DIRECTIVE
Copy everything in the data below exactly except the pictures.

[START OF EXTRACTED DATA]

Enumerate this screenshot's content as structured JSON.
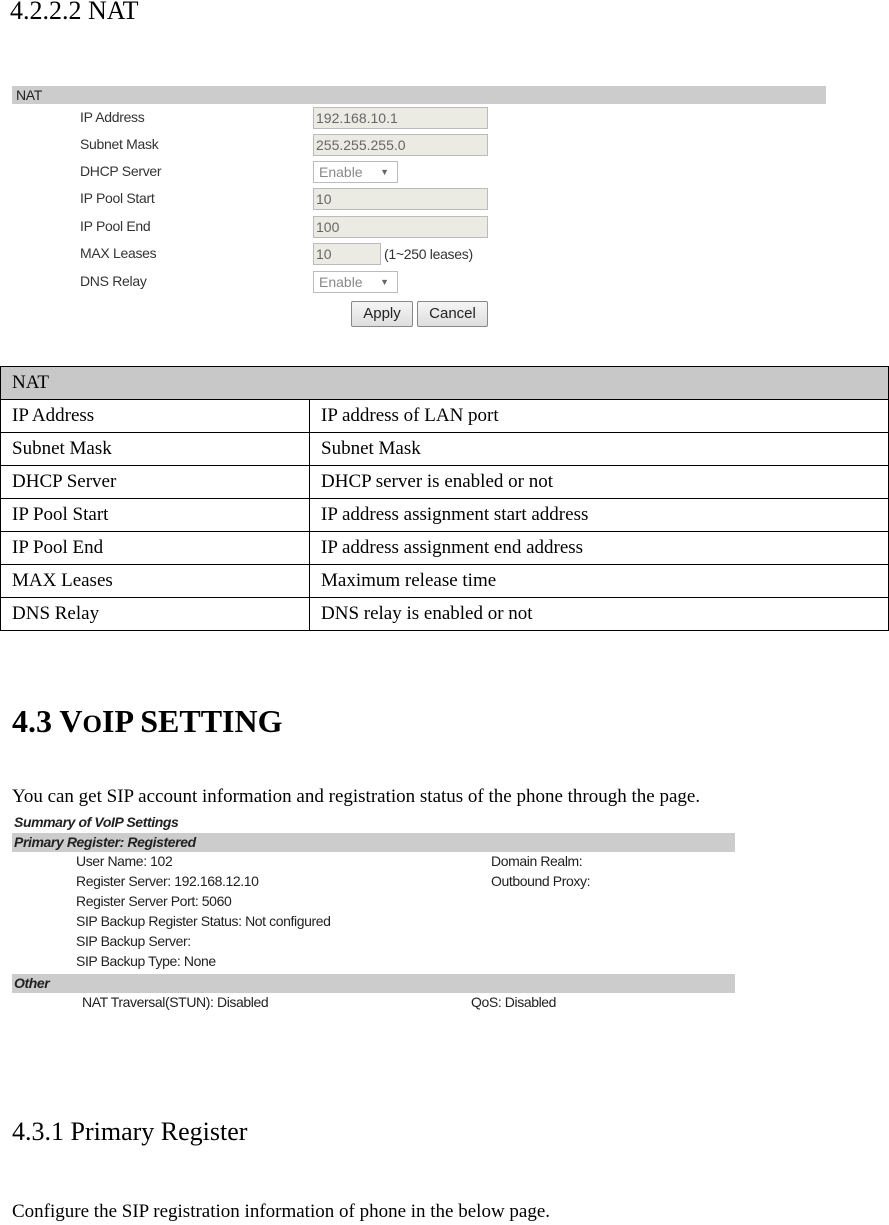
{
  "heading_nat": "4.2.2.2 NAT",
  "nat_ui": {
    "title": "NAT",
    "fields": [
      {
        "label": "IP Address",
        "value": "192.168.10.1",
        "type": "text"
      },
      {
        "label": "Subnet Mask",
        "value": "255.255.255.0",
        "type": "text"
      },
      {
        "label": "DHCP Server",
        "value": "Enable",
        "type": "select"
      },
      {
        "label": "IP Pool Start",
        "value": "10",
        "type": "text"
      },
      {
        "label": "IP Pool End",
        "value": "100",
        "type": "text"
      },
      {
        "label": "MAX Leases",
        "value": "10",
        "type": "text",
        "hint": "(1~250 leases)"
      },
      {
        "label": "DNS Relay",
        "value": "Enable",
        "type": "select"
      }
    ],
    "apply": "Apply",
    "cancel": "Cancel"
  },
  "nat_table": {
    "header": "NAT",
    "rows": [
      [
        "IP Address",
        "IP address of LAN port"
      ],
      [
        "Subnet Mask",
        "Subnet Mask"
      ],
      [
        "DHCP Server",
        "DHCP server is enabled or not"
      ],
      [
        "IP Pool Start",
        "IP address assignment start address"
      ],
      [
        "IP Pool End",
        "IP address assignment end address"
      ],
      [
        "MAX Leases",
        "Maximum release time"
      ],
      [
        "DNS Relay",
        "DNS relay is enabled or not"
      ]
    ]
  },
  "heading_voip": {
    "prefix": "4.3 V",
    "small": "O",
    "suffix": "IP SETTING"
  },
  "voip_intro": "You can get SIP account information and registration status of the phone through the page.",
  "summary": {
    "title": "Summary of VoIP Settings",
    "primary_bar": "Primary Register: Registered",
    "left": [
      "User Name: 102",
      "Register Server: 192.168.12.10",
      "Register Server Port: 5060",
      "SIP Backup Register Status: Not configured",
      "SIP Backup Server:",
      "SIP Backup Type: None"
    ],
    "right": [
      "Domain Realm:",
      "Outbound Proxy:"
    ],
    "other_bar": "Other",
    "nat_traversal": "NAT Traversal(STUN): Disabled",
    "qos": "QoS: Disabled"
  },
  "heading_primary": "4.3.1 Primary Register",
  "primary_intro": "Configure the SIP registration information of phone in the below page."
}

[END OF EXTRACTED DATA]

RESPONSE
Enumerate this screenshot's content as structured JSON.
{
  "heading_nat": "4.2.2.2 NAT",
  "nat_ui": {
    "title": "NAT",
    "fields": [
      {
        "label": "IP Address",
        "value": "192.168.10.1",
        "type": "text"
      },
      {
        "label": "Subnet Mask",
        "value": "255.255.255.0",
        "type": "text"
      },
      {
        "label": "DHCP Server",
        "value": "Enable",
        "type": "select"
      },
      {
        "label": "IP Pool Start",
        "value": "10",
        "type": "text"
      },
      {
        "label": "IP Pool End",
        "value": "100",
        "type": "text"
      },
      {
        "label": "MAX Leases",
        "value": "10",
        "type": "text",
        "hint": "(1~250 leases)"
      },
      {
        "label": "DNS Relay",
        "value": "Enable",
        "type": "select"
      }
    ],
    "apply": "Apply",
    "cancel": "Cancel"
  },
  "nat_table": {
    "header": "NAT",
    "rows": [
      [
        "IP Address",
        "IP address of LAN port"
      ],
      [
        "Subnet Mask",
        "Subnet Mask"
      ],
      [
        "DHCP Server",
        "DHCP server is enabled or not"
      ],
      [
        "IP Pool Start",
        "IP address assignment start address"
      ],
      [
        "IP Pool End",
        "IP address assignment end address"
      ],
      [
        "MAX Leases",
        "Maximum release time"
      ],
      [
        "DNS Relay",
        "DNS relay is enabled or not"
      ]
    ]
  },
  "heading_voip": {
    "prefix": "4.3 V",
    "small": "O",
    "suffix": "IP SETTING"
  },
  "voip_intro": "You can get SIP account information and registration status of the phone through the page.",
  "summary": {
    "title": "Summary of VoIP Settings",
    "primary_bar": "Primary Register: Registered",
    "left": [
      "User Name: 102",
      "Register Server: 192.168.12.10",
      "Register Server Port: 5060",
      "SIP Backup Register Status: Not configured",
      "SIP Backup Server:",
      "SIP Backup Type: None"
    ],
    "right": [
      "Domain Realm:",
      "Outbound Proxy:"
    ],
    "other_bar": "Other",
    "nat_traversal": "NAT Traversal(STUN): Disabled",
    "qos": "QoS: Disabled"
  },
  "heading_primary": "4.3.1 Primary Register",
  "primary_intro": "Configure the SIP registration information of phone in the below page."
}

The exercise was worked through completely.